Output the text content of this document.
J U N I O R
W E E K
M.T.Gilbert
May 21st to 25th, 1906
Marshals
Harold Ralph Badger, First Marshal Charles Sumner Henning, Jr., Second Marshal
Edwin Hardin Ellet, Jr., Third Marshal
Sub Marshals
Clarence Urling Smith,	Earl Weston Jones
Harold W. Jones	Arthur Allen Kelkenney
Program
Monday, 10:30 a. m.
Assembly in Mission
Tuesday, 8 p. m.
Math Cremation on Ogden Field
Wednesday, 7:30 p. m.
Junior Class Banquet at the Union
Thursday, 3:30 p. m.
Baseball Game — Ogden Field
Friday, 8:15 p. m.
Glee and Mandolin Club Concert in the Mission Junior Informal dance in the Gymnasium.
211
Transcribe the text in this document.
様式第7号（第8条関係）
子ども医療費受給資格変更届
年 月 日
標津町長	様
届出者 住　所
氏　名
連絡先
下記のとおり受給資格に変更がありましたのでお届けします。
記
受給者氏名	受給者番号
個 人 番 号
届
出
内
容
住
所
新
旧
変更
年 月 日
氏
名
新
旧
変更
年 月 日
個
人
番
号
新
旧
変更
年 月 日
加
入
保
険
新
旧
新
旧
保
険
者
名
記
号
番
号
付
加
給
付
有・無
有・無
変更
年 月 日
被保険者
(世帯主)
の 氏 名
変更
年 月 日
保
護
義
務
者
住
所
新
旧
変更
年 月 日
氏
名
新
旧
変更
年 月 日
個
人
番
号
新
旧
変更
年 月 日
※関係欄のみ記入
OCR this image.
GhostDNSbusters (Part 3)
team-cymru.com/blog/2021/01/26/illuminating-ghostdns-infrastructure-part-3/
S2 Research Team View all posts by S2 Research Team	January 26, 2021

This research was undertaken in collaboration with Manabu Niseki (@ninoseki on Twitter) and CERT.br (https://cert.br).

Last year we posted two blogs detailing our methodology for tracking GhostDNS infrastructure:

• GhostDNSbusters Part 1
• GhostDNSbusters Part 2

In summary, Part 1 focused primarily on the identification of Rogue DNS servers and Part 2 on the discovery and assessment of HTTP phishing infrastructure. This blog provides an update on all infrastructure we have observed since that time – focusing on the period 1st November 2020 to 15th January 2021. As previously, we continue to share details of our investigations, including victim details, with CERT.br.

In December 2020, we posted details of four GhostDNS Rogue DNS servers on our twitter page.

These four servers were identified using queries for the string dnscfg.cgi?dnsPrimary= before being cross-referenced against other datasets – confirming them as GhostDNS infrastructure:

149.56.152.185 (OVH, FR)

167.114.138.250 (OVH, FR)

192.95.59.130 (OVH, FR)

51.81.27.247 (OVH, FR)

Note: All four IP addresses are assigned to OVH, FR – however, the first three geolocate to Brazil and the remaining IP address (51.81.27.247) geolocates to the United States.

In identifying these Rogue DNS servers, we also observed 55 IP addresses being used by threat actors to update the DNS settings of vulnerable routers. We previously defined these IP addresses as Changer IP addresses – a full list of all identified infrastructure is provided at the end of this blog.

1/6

────────

* [Short exercise]: In full and verbatim, repeat the records given above.

* [The answer]:
Output the text content of this document.
J U N I O R
W E E K
M.T.Gilbert
May 21st to 25th, 1906
Marshals
Harold Ralph Badger, First Marshal Charles Sumner Henning, Jr., Second Marshal
Edwin Hardin Ellet, Jr., Third Marshal
Sub Marshals
Clarence Urling Smith,	Earl Weston Jones
Harold W. Jones	Arthur Allen Kelkenney
Program
Monday, 10:30 a. m.
Assembly in Mission
Tuesday, 8 p. m.
Math Cremation on Ogden Field
Wednesday, 7:30 p. m.
Junior Class Banquet at the Union
Thursday, 3:30 p. m.
Baseball Game — Ogden Field
Friday, 8:15 p. m.
Glee and Mandolin Club Concert in the Mission Junior Informal dance in the Gymnasium.
211
Transcribe the text in this document.
様式第7号（第8条関係）
子ども医療費受給資格変更届
年 月 日
標津町長	様
届出者 住　所
氏　名
連絡先
下記のとおり受給資格に変更がありましたのでお届けします。
記
受給者氏名	受給者番号
個 人 番 号
届
出
内
容
住
所
新
旧
変更
年 月 日
氏
名
新
旧
変更
年 月 日
個
人
番
号
新
旧
変更
年 月 日
加
入
保
険
新
旧
新
旧
保
険
者
名
記
号
番
号
付
加
給
付
有・無
有・無
変更
年 月 日
被保険者
(世帯主)
の 氏 名
変更
年 月 日
保
護
義
務
者
住
所
新
旧
変更
年 月 日
氏
名
新
旧
変更
年 月 日
個
人
番
号
新
旧
変更
年 月 日
※関係欄のみ記入
OCR this image.
GhostDNSbusters (Part 3)
team-cymru.com/blog/2021/01/26/illuminating-ghostdns-infrastructure-part-3/
S2 Research Team View all posts by S2 Research Team	January 26, 2021

This research was undertaken in collaboration with Manabu Niseki (@ninoseki on Twitter) and CERT.br (https://cert.br).

Last year we posted two blogs detailing our methodology for tracking GhostDNS infrastructure:

• GhostDNSbusters Part 1
• GhostDNSbusters Part 2

In summary, Part 1 focused primarily on the identification of Rogue DNS servers and Part 2 on the discovery and assessment of HTTP phishing infrastructure. This blog provides an update on all infrastructure we have observed since that time – focusing on the period 1st November 2020 to 15th January 2021. As previously, we continue to share details of our investigations, including victim details, with CERT.br.

In December 2020, we posted details of four GhostDNS Rogue DNS servers on our twitter page.

These four servers were identified using queries for the string dnscfg.cgi?dnsPrimary= before being cross-referenced against other datasets – confirming them as GhostDNS infrastructure:

149.56.152.185 (OVH, FR)

167.114.138.250 (OVH, FR)

192.95.59.130 (OVH, FR)

51.81.27.247 (OVH, FR)

Note: All four IP addresses are assigned to OVH, FR – however, the first three geolocate to Brazil and the remaining IP address (51.81.27.247) geolocates to the United States.

In identifying these Rogue DNS servers, we also observed 55 IP addresses being used by threat actors to update the DNS settings of vulnerable routers. We previously defined these IP addresses as Changer IP addresses – a full list of all identified infrastructure is provided at the end of this blog.

1/6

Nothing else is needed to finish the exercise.